DATASET EXTRACT>
+++++
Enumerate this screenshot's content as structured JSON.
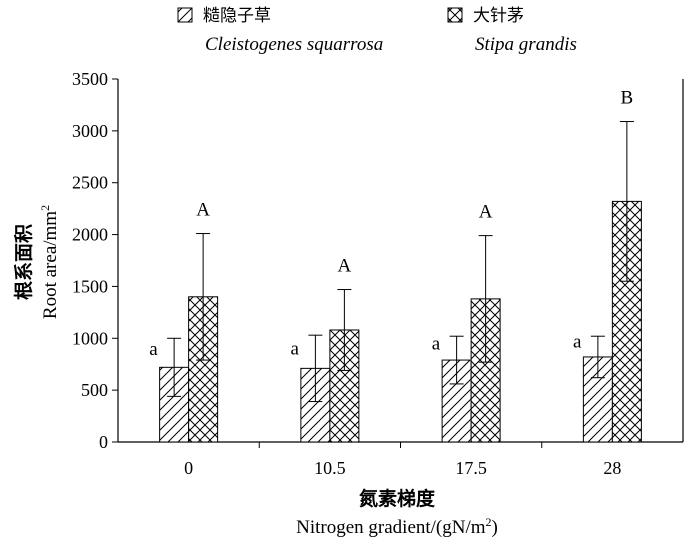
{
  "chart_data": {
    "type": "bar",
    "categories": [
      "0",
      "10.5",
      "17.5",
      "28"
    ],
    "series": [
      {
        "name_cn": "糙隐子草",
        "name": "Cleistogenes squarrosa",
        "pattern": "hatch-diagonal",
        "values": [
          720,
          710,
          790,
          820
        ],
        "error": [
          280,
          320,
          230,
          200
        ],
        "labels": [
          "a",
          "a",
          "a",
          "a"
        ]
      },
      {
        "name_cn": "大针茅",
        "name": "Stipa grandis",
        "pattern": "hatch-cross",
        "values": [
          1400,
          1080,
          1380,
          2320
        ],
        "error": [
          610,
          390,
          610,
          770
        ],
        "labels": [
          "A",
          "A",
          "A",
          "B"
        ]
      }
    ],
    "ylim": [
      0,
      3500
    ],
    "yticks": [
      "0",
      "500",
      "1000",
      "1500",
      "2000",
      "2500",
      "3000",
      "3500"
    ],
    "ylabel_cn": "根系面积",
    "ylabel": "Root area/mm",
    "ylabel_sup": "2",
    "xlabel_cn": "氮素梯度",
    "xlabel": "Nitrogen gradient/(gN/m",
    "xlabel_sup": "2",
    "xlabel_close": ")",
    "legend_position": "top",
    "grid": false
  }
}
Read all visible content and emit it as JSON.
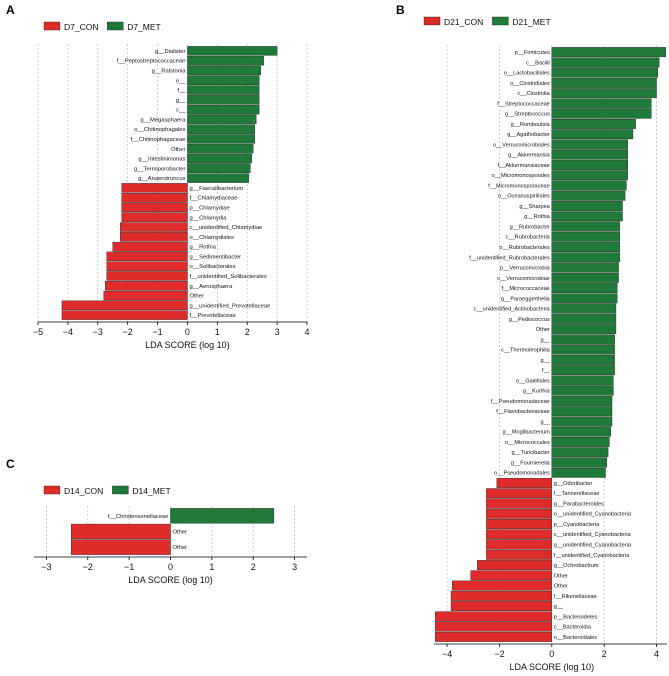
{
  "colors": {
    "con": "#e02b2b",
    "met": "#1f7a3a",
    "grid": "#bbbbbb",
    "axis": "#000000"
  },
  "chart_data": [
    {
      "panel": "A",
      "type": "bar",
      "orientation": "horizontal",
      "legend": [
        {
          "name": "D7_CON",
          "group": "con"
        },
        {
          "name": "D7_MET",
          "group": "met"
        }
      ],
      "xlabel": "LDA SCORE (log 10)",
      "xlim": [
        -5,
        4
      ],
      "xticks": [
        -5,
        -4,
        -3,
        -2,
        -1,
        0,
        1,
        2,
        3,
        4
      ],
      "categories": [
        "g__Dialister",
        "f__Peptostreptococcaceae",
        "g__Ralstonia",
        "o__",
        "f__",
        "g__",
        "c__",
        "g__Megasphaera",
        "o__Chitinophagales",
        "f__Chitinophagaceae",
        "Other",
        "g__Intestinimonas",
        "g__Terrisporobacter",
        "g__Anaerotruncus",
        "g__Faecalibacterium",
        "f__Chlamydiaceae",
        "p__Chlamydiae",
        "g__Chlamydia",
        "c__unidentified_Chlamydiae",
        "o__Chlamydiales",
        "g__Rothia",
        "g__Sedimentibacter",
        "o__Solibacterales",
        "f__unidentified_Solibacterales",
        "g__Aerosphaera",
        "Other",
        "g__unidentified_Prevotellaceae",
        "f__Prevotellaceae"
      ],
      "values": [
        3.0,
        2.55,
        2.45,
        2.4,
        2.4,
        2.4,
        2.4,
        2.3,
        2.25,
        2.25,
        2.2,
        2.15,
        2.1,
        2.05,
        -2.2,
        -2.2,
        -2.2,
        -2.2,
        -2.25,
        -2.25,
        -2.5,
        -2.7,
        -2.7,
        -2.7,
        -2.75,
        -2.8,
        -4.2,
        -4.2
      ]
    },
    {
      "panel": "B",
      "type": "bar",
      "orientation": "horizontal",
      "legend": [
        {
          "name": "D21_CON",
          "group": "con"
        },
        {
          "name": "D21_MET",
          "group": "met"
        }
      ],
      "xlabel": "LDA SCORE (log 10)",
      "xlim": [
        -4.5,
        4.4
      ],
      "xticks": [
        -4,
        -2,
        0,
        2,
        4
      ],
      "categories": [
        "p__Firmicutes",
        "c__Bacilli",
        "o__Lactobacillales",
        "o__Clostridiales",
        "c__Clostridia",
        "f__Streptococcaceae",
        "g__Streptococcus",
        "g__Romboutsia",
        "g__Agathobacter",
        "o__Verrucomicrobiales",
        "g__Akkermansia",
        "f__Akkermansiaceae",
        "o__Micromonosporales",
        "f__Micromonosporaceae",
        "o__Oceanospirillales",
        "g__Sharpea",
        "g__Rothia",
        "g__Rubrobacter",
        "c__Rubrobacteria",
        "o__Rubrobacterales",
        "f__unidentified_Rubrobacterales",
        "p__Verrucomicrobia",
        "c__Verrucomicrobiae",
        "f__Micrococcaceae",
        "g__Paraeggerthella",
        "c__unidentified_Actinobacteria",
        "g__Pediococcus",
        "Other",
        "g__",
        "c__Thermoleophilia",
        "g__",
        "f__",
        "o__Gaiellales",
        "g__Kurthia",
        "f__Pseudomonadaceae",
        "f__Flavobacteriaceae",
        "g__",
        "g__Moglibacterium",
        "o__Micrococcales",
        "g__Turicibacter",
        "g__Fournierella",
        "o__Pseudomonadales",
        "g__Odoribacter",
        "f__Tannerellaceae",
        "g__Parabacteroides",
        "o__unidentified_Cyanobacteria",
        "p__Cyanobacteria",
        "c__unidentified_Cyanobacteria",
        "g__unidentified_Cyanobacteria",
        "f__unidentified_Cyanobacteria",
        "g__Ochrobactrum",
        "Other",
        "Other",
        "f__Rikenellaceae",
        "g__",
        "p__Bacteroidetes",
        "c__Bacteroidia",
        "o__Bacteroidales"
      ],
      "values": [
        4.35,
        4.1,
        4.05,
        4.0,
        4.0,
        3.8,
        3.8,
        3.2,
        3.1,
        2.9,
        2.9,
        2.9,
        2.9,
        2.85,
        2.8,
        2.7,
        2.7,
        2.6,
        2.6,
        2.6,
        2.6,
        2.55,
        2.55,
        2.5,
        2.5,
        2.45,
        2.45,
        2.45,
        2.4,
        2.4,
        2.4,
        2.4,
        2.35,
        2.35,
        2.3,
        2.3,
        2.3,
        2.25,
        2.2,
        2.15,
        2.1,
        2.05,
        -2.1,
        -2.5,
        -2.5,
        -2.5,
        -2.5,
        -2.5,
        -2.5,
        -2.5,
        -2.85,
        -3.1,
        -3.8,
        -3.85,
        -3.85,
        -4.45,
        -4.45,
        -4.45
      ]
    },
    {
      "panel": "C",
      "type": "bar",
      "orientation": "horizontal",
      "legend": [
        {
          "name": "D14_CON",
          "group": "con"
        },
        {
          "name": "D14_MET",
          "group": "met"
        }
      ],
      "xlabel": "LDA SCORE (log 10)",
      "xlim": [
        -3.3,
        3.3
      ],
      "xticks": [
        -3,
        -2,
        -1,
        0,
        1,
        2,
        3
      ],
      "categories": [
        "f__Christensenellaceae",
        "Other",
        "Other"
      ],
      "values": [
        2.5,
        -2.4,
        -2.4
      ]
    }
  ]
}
+++++
WHAT TO WORK ON> Filter the records above, keeping each line that contains the word "JSON".

WRITTEN RESPONSE>
Enumerate this screenshot's content as structured JSON.
Read all visible content and emit it as JSON.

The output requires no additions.